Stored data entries
** Start **

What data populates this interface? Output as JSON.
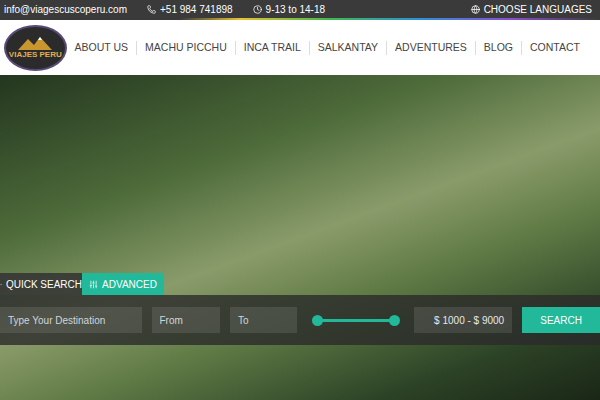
{
  "top_bar": {
    "email": "info@viagescuscoperu.com",
    "phone": "+51 984 741898",
    "hours": "9-13 to 14-18",
    "language": "CHOOSE LANGUAGES"
  },
  "logo": {
    "name": "VIAJES PERU"
  },
  "nav": {
    "items": [
      {
        "label": "ABOUT US",
        "selected": false
      },
      {
        "label": "MACHU PICCHU",
        "selected": false
      },
      {
        "label": "INCA TRAIL",
        "selected": false
      },
      {
        "label": "SALKANTAY",
        "selected": false
      },
      {
        "label": "ADVENTURES",
        "selected": false
      },
      {
        "label": "BLOG",
        "selected": false
      },
      {
        "label": "CONTACT",
        "selected": false
      }
    ]
  },
  "search": {
    "tabs": [
      {
        "label": "QUICK SEARCH",
        "selected": false
      },
      {
        "label": "ADVANCED",
        "selected": true
      }
    ],
    "destination_placeholder": "Type Your Destination",
    "from_placeholder": "From",
    "to_placeholder": "To",
    "price_slider": {
      "level_start": 0,
      "level_end": 1
    },
    "price_reading": "$ 1000 - $ 9000",
    "button": "SEARCH"
  }
}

** End **

● WORK TO COMPLETE
Each record above should come back exactly the same, only without its pictures.

● TASK ANSWER
What data populates this interface? Output as JSON.
{
  "top_bar": {
    "email": "info@viagescuscoperu.com",
    "phone": "+51 984 741898",
    "hours": "9-13 to 14-18",
    "language": "CHOOSE LANGUAGES"
  },
  "logo": {
    "name": "VIAJES PERU"
  },
  "nav": {
    "items": [
      {
        "label": "ABOUT US",
        "selected": false
      },
      {
        "label": "MACHU PICCHU",
        "selected": false
      },
      {
        "label": "INCA TRAIL",
        "selected": false
      },
      {
        "label": "SALKANTAY",
        "selected": false
      },
      {
        "label": "ADVENTURES",
        "selected": false
      },
      {
        "label": "BLOG",
        "selected": false
      },
      {
        "label": "CONTACT",
        "selected": false
      }
    ]
  },
  "search": {
    "tabs": [
      {
        "label": "QUICK SEARCH",
        "selected": false
      },
      {
        "label": "ADVANCED",
        "selected": true
      }
    ],
    "destination_placeholder": "Type Your Destination",
    "from_placeholder": "From",
    "to_placeholder": "To",
    "price_slider": {
      "level_start": 0,
      "level_end": 1
    },
    "price_reading": "$ 1000 - $ 9000",
    "button": "SEARCH"
  }
}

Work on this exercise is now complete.